● Brief: Scan the following material for the string "this" and copy each line in which it appears.

+++ Record excerpts +++

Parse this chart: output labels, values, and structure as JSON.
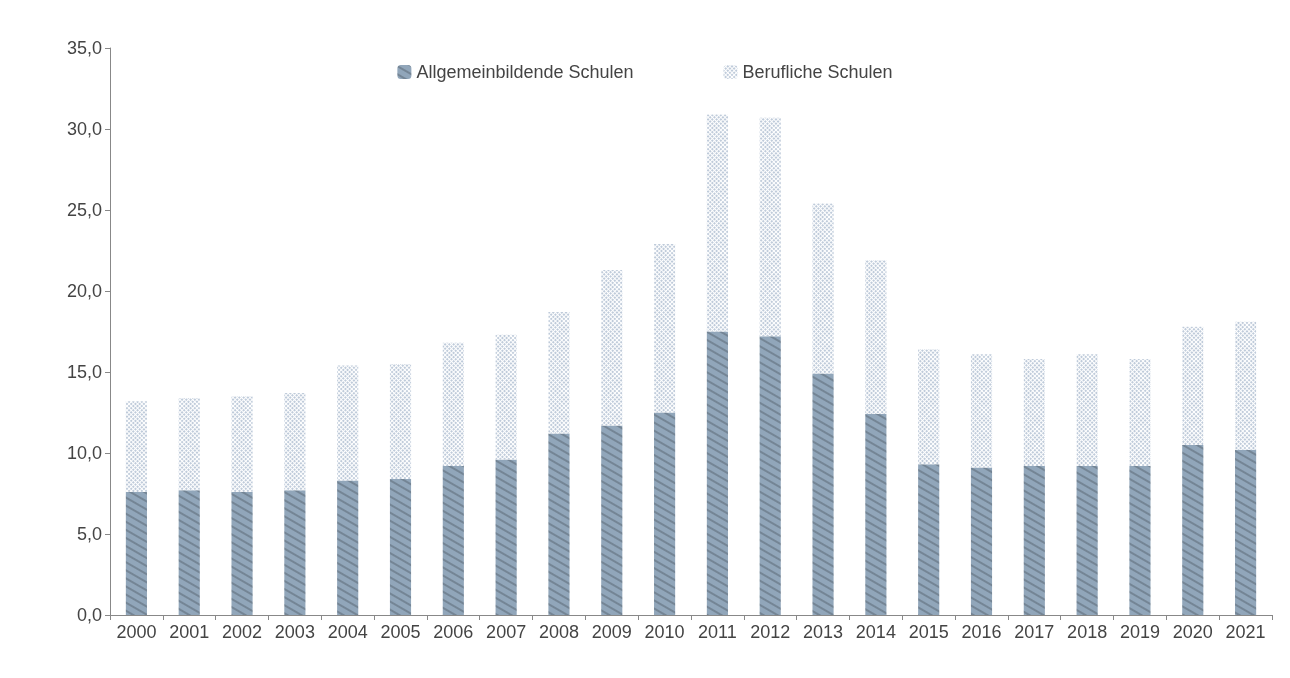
{
  "chart_data": {
    "type": "bar",
    "stacked": true,
    "categories": [
      "2000",
      "2001",
      "2002",
      "2003",
      "2004",
      "2005",
      "2006",
      "2007",
      "2008",
      "2009",
      "2010",
      "2011",
      "2012",
      "2013",
      "2014",
      "2015",
      "2016",
      "2017",
      "2018",
      "2019",
      "2020",
      "2021"
    ],
    "series": [
      {
        "name": "Allgemeinbildende Schulen",
        "color": "#91a6ba",
        "values": [
          7.6,
          7.7,
          7.6,
          7.7,
          8.3,
          8.4,
          9.2,
          9.6,
          11.2,
          11.7,
          12.5,
          17.5,
          17.2,
          14.9,
          12.4,
          9.3,
          9.1,
          9.2,
          9.2,
          9.2,
          10.5,
          10.2
        ]
      },
      {
        "name": "Berufliche Schulen",
        "color": "#6d87aa",
        "values": [
          5.6,
          5.7,
          5.9,
          6.0,
          7.1,
          7.1,
          7.6,
          7.7,
          7.5,
          9.6,
          10.4,
          13.4,
          13.5,
          10.5,
          9.5,
          7.1,
          7.0,
          6.6,
          6.9,
          6.6,
          7.3,
          7.9
        ]
      }
    ],
    "ylim": [
      0,
      35
    ],
    "yticks": [
      {
        "value": 0,
        "label": "0,0"
      },
      {
        "value": 5,
        "label": "5,0"
      },
      {
        "value": 10,
        "label": "10,0"
      },
      {
        "value": 15,
        "label": "15,0"
      },
      {
        "value": 20,
        "label": "20,0"
      },
      {
        "value": 25,
        "label": "25,0"
      },
      {
        "value": 30,
        "label": "30,0"
      },
      {
        "value": 35,
        "label": "35,0"
      }
    ],
    "legend": "top",
    "grid": false
  }
}
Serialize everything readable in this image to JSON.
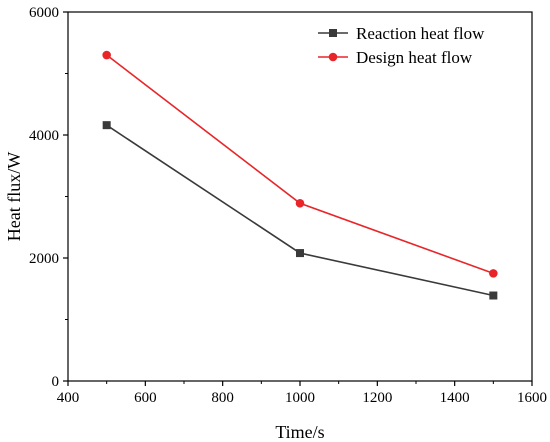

+++

● Finished task:
Parse this chart: output labels, values, and structure as JSON.
Serialize everything readable in this image to JSON.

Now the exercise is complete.